**Written problem:**
Return every record below exactly as written, but leave out the pictures.

=== Provided material ===

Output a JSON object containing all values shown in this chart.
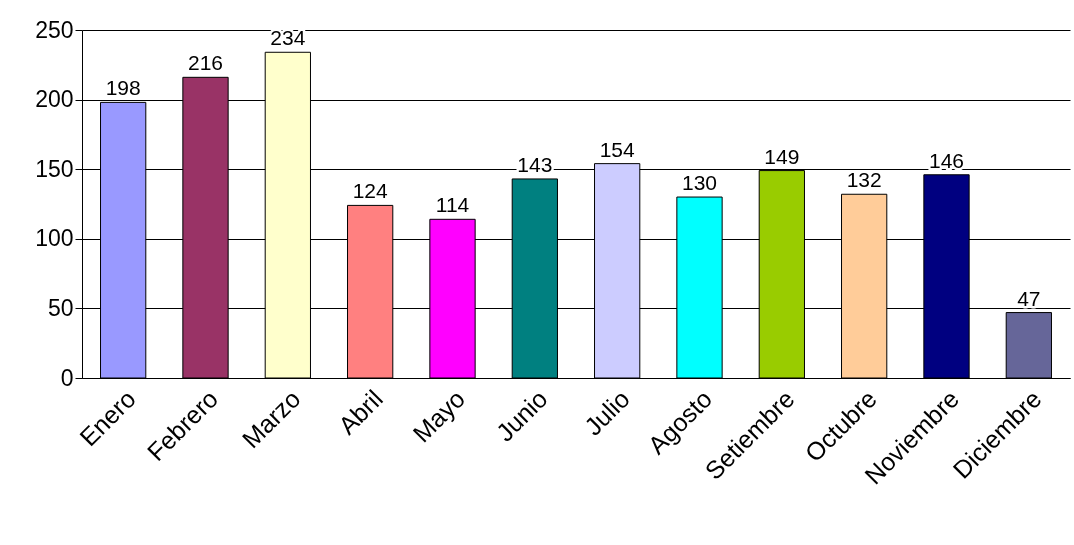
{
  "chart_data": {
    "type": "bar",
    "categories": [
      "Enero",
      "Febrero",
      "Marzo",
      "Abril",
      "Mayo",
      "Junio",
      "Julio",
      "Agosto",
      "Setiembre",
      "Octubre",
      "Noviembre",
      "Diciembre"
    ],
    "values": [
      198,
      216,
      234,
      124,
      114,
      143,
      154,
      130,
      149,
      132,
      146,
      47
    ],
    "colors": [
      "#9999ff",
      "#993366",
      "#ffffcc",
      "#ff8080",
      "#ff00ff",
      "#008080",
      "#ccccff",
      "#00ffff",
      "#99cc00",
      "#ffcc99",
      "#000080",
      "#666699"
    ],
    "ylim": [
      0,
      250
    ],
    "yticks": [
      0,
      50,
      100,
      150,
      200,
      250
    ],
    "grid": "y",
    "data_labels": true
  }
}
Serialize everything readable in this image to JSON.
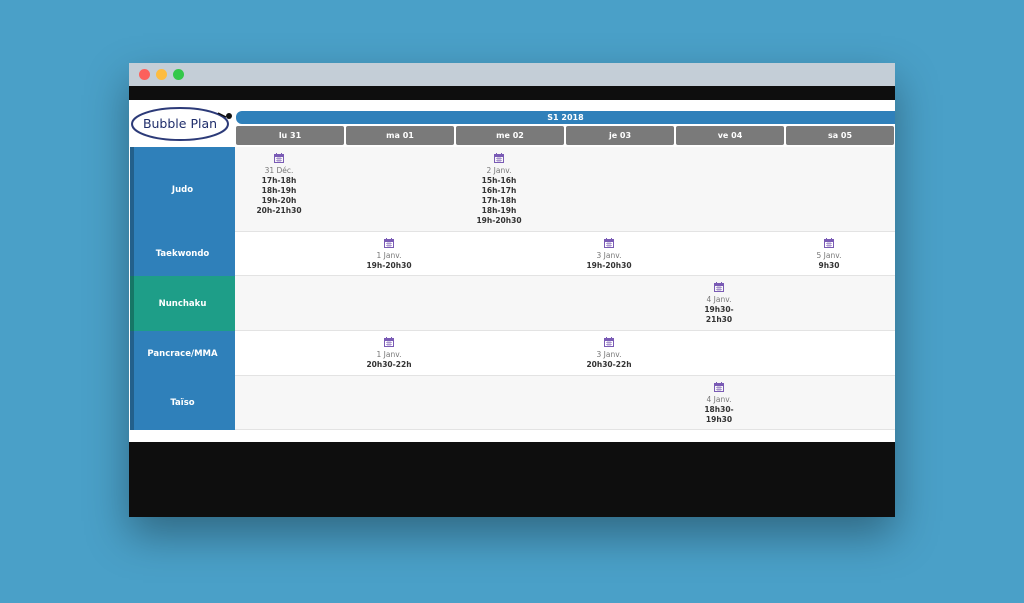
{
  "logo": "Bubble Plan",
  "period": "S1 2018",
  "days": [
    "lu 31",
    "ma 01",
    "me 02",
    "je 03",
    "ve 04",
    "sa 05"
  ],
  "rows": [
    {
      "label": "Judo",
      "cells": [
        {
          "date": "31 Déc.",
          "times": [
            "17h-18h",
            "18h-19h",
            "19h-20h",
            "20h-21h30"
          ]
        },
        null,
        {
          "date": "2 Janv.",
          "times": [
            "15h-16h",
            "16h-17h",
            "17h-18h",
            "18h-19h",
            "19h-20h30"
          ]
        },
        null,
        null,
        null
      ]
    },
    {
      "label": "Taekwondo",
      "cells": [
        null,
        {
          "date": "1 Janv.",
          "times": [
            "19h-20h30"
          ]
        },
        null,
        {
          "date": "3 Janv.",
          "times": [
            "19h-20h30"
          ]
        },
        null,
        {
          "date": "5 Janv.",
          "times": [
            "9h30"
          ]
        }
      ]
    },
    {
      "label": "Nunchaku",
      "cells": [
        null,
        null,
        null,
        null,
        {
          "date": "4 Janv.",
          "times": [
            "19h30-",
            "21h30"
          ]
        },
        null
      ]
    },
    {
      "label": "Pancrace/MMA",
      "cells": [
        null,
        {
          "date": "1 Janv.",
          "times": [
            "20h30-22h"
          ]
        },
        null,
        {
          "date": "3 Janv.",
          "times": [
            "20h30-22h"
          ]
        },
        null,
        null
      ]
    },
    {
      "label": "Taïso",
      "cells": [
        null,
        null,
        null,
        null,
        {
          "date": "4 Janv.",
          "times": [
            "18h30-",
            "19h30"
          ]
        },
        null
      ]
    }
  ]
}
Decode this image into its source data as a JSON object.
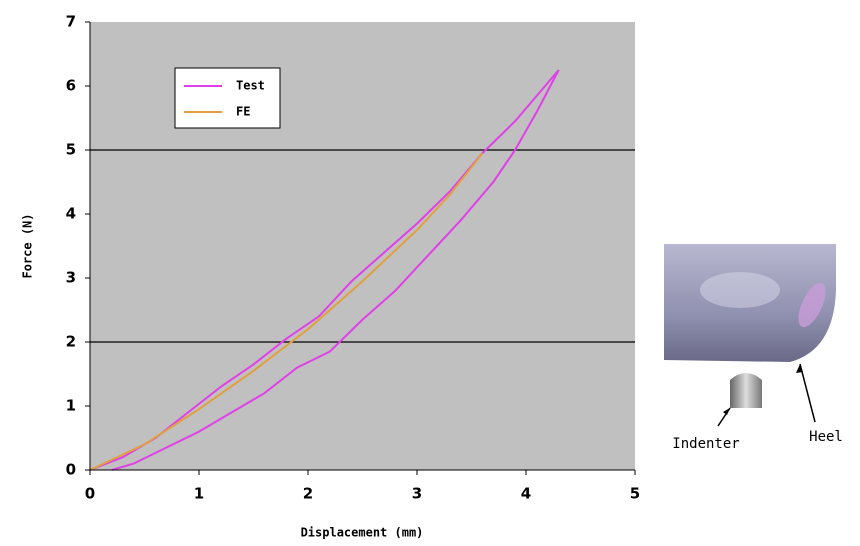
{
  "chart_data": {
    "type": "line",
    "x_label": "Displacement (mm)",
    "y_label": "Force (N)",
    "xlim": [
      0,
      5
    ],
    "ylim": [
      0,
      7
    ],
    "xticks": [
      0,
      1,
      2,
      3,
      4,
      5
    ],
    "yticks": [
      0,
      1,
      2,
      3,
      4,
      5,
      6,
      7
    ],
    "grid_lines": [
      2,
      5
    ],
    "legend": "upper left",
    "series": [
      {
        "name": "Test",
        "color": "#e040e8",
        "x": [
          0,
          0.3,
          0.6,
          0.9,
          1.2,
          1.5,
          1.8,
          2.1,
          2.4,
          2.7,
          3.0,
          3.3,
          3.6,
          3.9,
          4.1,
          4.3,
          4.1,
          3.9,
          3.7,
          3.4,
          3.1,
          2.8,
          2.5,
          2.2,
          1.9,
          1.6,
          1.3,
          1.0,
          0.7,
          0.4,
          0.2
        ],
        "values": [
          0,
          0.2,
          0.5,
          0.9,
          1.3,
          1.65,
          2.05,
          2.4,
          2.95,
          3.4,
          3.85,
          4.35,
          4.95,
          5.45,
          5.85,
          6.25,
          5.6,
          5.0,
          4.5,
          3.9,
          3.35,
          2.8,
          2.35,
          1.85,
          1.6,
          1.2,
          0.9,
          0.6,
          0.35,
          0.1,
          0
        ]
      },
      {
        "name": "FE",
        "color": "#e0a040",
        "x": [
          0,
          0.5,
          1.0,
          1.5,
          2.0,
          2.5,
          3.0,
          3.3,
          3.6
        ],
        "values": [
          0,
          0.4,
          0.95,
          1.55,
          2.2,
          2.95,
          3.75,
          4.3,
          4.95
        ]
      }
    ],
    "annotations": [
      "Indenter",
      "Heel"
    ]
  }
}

===

**Output of the task:**
Output a JSON object containing all values shown in this chart.
{
  "chart_data": {
    "type": "bar",
    "categories": [
      "Enero",
      "Febrero",
      "Marzo",
      "Abril",
      "Mayo",
      "Junio",
      "Julio",
      "Agosto",
      "Setiembre",
      "Octubre",
      "Noviembre",
      "Diciembre"
    ],
    "values": [
      198,
      216,
      234,
      124,
      114,
      143,
      154,
      130,
      149,
      132,
      146,
      47
    ],
    "colors": [
      "#9999ff",
      "#993366",
      "#ffffcc",
      "#ff8080",
      "#ff00ff",
      "#008080",
      "#ccccff",
      "#00ffff",
      "#99cc00",
      "#ffcc99",
      "#000080",
      "#666699"
    ],
    "ylim": [
      0,
      250
    ],
    "yticks": [
      0,
      50,
      100,
      150,
      200,
      250
    ],
    "grid": "y",
    "data_labels": true
  }
}
Serialize everything readable in this image to JSON.
{
  "logo": "Bubble Plan",
  "period": "S1 2018",
  "days": [
    "lu 31",
    "ma 01",
    "me 02",
    "je 03",
    "ve 04",
    "sa 05"
  ],
  "rows": [
    {
      "label": "Judo",
      "cells": [
        {
          "date": "31 Déc.",
          "times": [
            "17h-18h",
            "18h-19h",
            "19h-20h",
            "20h-21h30"
          ]
        },
        null,
        {
          "date": "2 Janv.",
          "times": [
            "15h-16h",
            "16h-17h",
            "17h-18h",
            "18h-19h",
            "19h-20h30"
          ]
        },
        null,
        null,
        null
      ]
    },
    {
      "label": "Taekwondo",
      "cells": [
        null,
        {
          "date": "1 Janv.",
          "times": [
            "19h-20h30"
          ]
        },
        null,
        {
          "date": "3 Janv.",
          "times": [
            "19h-20h30"
          ]
        },
        null,
        {
          "date": "5 Janv.",
          "times": [
            "9h30"
          ]
        }
      ]
    },
    {
      "label": "Nunchaku",
      "cells": [
        null,
        null,
        null,
        null,
        {
          "date": "4 Janv.",
          "times": [
            "19h30-",
            "21h30"
          ]
        },
        null
      ]
    },
    {
      "label": "Pancrace/MMA",
      "cells": [
        null,
        {
          "date": "1 Janv.",
          "times": [
            "20h30-22h"
          ]
        },
        null,
        {
          "date": "3 Janv.",
          "times": [
            "20h30-22h"
          ]
        },
        null,
        null
      ]
    },
    {
      "label": "Taïso",
      "cells": [
        null,
        null,
        null,
        null,
        {
          "date": "4 Janv.",
          "times": [
            "18h30-",
            "19h30"
          ]
        },
        null
      ]
    }
  ]
}
Decode this image into its source data as a JSON object.
{
  "chart_data": {
    "type": "line",
    "x_label": "Displacement (mm)",
    "y_label": "Force (N)",
    "xlim": [
      0,
      5
    ],
    "ylim": [
      0,
      7
    ],
    "xticks": [
      0,
      1,
      2,
      3,
      4,
      5
    ],
    "yticks": [
      0,
      1,
      2,
      3,
      4,
      5,
      6,
      7
    ],
    "grid_lines": [
      2,
      5
    ],
    "legend": "upper left",
    "series": [
      {
        "name": "Test",
        "color": "#e040e8",
        "x": [
          0,
          0.3,
          0.6,
          0.9,
          1.2,
          1.5,
          1.8,
          2.1,
          2.4,
          2.7,
          3.0,
          3.3,
          3.6,
          3.9,
          4.1,
          4.3,
          4.1,
          3.9,
          3.7,
          3.4,
          3.1,
          2.8,
          2.5,
          2.2,
          1.9,
          1.6,
          1.3,
          1.0,
          0.7,
          0.4,
          0.2
        ],
        "values": [
          0,
          0.2,
          0.5,
          0.9,
          1.3,
          1.65,
          2.05,
          2.4,
          2.95,
          3.4,
          3.85,
          4.35,
          4.95,
          5.45,
          5.85,
          6.25,
          5.6,
          5.0,
          4.5,
          3.9,
          3.35,
          2.8,
          2.35,
          1.85,
          1.6,
          1.2,
          0.9,
          0.6,
          0.35,
          0.1,
          0
        ]
      },
      {
        "name": "FE",
        "color": "#e0a040",
        "x": [
          0,
          0.5,
          1.0,
          1.5,
          2.0,
          2.5,
          3.0,
          3.3,
          3.6
        ],
        "values": [
          0,
          0.4,
          0.95,
          1.55,
          2.2,
          2.95,
          3.75,
          4.3,
          4.95
        ]
      }
    ],
    "annotations": [
      "Indenter",
      "Heel"
    ]
  }
}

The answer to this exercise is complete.